══ Data to use ══
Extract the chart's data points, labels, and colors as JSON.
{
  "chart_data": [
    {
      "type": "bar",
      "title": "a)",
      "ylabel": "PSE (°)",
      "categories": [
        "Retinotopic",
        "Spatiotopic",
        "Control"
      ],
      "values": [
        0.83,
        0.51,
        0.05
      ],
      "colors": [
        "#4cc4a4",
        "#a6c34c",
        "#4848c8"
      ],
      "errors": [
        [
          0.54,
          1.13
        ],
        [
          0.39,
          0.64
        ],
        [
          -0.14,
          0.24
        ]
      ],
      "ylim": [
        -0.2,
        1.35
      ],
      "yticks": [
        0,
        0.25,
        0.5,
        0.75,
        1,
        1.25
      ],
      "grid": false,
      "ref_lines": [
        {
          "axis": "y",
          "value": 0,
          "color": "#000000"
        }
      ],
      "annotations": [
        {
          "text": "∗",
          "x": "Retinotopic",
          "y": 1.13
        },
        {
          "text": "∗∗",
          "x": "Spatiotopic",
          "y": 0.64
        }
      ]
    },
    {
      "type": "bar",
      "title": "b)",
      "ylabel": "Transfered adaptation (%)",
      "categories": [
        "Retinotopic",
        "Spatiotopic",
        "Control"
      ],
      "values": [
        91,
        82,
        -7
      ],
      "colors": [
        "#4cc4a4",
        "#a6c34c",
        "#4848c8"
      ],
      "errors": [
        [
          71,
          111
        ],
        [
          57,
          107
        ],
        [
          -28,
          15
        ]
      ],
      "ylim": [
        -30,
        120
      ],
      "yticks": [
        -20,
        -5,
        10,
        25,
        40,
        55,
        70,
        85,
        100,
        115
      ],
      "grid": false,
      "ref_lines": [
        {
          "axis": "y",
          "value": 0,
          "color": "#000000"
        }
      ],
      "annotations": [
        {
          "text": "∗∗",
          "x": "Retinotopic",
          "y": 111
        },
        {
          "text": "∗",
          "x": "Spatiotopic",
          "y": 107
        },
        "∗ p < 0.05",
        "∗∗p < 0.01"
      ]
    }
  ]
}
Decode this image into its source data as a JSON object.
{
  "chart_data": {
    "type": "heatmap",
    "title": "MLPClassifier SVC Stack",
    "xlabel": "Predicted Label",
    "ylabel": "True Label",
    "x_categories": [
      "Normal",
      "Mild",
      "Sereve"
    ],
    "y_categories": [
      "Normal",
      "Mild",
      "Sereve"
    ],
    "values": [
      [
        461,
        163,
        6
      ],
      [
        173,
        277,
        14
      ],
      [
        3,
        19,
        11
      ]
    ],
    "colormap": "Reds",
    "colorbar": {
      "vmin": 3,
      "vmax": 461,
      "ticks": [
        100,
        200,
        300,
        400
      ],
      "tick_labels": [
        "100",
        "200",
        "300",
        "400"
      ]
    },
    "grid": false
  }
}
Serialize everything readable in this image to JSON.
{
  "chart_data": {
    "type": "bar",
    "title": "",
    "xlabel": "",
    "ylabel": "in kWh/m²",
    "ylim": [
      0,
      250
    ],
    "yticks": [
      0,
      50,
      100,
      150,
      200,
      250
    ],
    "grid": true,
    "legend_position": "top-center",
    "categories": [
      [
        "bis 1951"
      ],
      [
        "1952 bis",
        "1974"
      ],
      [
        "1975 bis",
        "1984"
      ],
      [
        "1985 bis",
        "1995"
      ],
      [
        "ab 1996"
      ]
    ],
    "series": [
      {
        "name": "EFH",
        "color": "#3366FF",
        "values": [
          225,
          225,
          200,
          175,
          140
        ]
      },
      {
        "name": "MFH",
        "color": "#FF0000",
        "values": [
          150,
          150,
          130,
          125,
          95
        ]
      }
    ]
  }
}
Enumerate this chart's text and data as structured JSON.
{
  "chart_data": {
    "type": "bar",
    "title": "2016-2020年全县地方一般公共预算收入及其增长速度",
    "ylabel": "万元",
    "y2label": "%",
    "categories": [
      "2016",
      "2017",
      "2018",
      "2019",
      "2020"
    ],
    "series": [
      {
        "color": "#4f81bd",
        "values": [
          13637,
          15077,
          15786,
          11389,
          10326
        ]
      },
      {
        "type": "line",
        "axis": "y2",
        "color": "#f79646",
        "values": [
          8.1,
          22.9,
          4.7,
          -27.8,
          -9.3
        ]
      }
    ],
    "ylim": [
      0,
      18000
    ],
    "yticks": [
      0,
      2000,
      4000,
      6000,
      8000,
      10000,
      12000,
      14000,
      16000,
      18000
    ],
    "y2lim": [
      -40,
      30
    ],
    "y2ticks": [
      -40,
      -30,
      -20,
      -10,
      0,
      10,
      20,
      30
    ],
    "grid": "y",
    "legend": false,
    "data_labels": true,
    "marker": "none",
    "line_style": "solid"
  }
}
═══
§ **Exercise aim**
The whole listing above needs to be written out again exactly.

§ **Response**
Extract the chart's data points, labels, and colors as JSON.
{
  "chart_data": [
    {
      "type": "bar",
      "title": "a)",
      "ylabel": "PSE (°)",
      "categories": [
        "Retinotopic",
        "Spatiotopic",
        "Control"
      ],
      "values": [
        0.83,
        0.51,
        0.05
      ],
      "colors": [
        "#4cc4a4",
        "#a6c34c",
        "#4848c8"
      ],
      "errors": [
        [
          0.54,
          1.13
        ],
        [
          0.39,
          0.64
        ],
        [
          -0.14,
          0.24
        ]
      ],
      "ylim": [
        -0.2,
        1.35
      ],
      "yticks": [
        0,
        0.25,
        0.5,
        0.75,
        1,
        1.25
      ],
      "grid": false,
      "ref_lines": [
        {
          "axis": "y",
          "value": 0,
          "color": "#000000"
        }
      ],
      "annotations": [
        {
          "text": "∗",
          "x": "Retinotopic",
          "y": 1.13
        },
        {
          "text": "∗∗",
          "x": "Spatiotopic",
          "y": 0.64
        }
      ]
    },
    {
      "type": "bar",
      "title": "b)",
      "ylabel": "Transfered adaptation (%)",
      "categories": [
        "Retinotopic",
        "Spatiotopic",
        "Control"
      ],
      "values": [
        91,
        82,
        -7
      ],
      "colors": [
        "#4cc4a4",
        "#a6c34c",
        "#4848c8"
      ],
      "errors": [
        [
          71,
          111
        ],
        [
          57,
          107
        ],
        [
          -28,
          15
        ]
      ],
      "ylim": [
        -30,
        120
      ],
      "yticks": [
        -20,
        -5,
        10,
        25,
        40,
        55,
        70,
        85,
        100,
        115
      ],
      "grid": false,
      "ref_lines": [
        {
          "axis": "y",
          "value": 0,
          "color": "#000000"
        }
      ],
      "annotations": [
        {
          "text": "∗∗",
          "x": "Retinotopic",
          "y": 111
        },
        {
          "text": "∗",
          "x": "Spatiotopic",
          "y": 107
        },
        "∗ p < 0.05",
        "∗∗p < 0.01"
      ]
    }
  ]
}
Decode this image into its source data as a JSON object.
{
  "chart_data": {
    "type": "heatmap",
    "title": "MLPClassifier SVC Stack",
    "xlabel": "Predicted Label",
    "ylabel": "True Label",
    "x_categories": [
      "Normal",
      "Mild",
      "Sereve"
    ],
    "y_categories": [
      "Normal",
      "Mild",
      "Sereve"
    ],
    "values": [
      [
        461,
        163,
        6
      ],
      [
        173,
        277,
        14
      ],
      [
        3,
        19,
        11
      ]
    ],
    "colormap": "Reds",
    "colorbar": {
      "vmin": 3,
      "vmax": 461,
      "ticks": [
        100,
        200,
        300,
        400
      ],
      "tick_labels": [
        "100",
        "200",
        "300",
        "400"
      ]
    },
    "grid": false
  }
}
Serialize everything readable in this image to JSON.
{
  "chart_data": {
    "type": "bar",
    "title": "",
    "xlabel": "",
    "ylabel": "in kWh/m²",
    "ylim": [
      0,
      250
    ],
    "yticks": [
      0,
      50,
      100,
      150,
      200,
      250
    ],
    "grid": true,
    "legend_position": "top-center",
    "categories": [
      [
        "bis 1951"
      ],
      [
        "1952 bis",
        "1974"
      ],
      [
        "1975 bis",
        "1984"
      ],
      [
        "1985 bis",
        "1995"
      ],
      [
        "ab 1996"
      ]
    ],
    "series": [
      {
        "name": "EFH",
        "color": "#3366FF",
        "values": [
          225,
          225,
          200,
          175,
          140
        ]
      },
      {
        "name": "MFH",
        "color": "#FF0000",
        "values": [
          150,
          150,
          130,
          125,
          95
        ]
      }
    ]
  }
}
Enumerate this chart's text and data as structured JSON.
{
  "chart_data": {
    "type": "bar",
    "title": "2016-2020年全县地方一般公共预算收入及其增长速度",
    "ylabel": "万元",
    "y2label": "%",
    "categories": [
      "2016",
      "2017",
      "2018",
      "2019",
      "2020"
    ],
    "series": [
      {
        "color": "#4f81bd",
        "values": [
          13637,
          15077,
          15786,
          11389,
          10326
        ]
      },
      {
        "type": "line",
        "axis": "y2",
        "color": "#f79646",
        "values": [
          8.1,
          22.9,
          4.7,
          -27.8,
          -9.3
        ]
      }
    ],
    "ylim": [
      0,
      18000
    ],
    "yticks": [
      0,
      2000,
      4000,
      6000,
      8000,
      10000,
      12000,
      14000,
      16000,
      18000
    ],
    "y2lim": [
      -40,
      30
    ],
    "y2ticks": [
      -40,
      -30,
      -20,
      -10,
      0,
      10,
      20,
      30
    ],
    "grid": "y",
    "legend": false,
    "data_labels": true,
    "marker": "none",
    "line_style": "solid"
  }
}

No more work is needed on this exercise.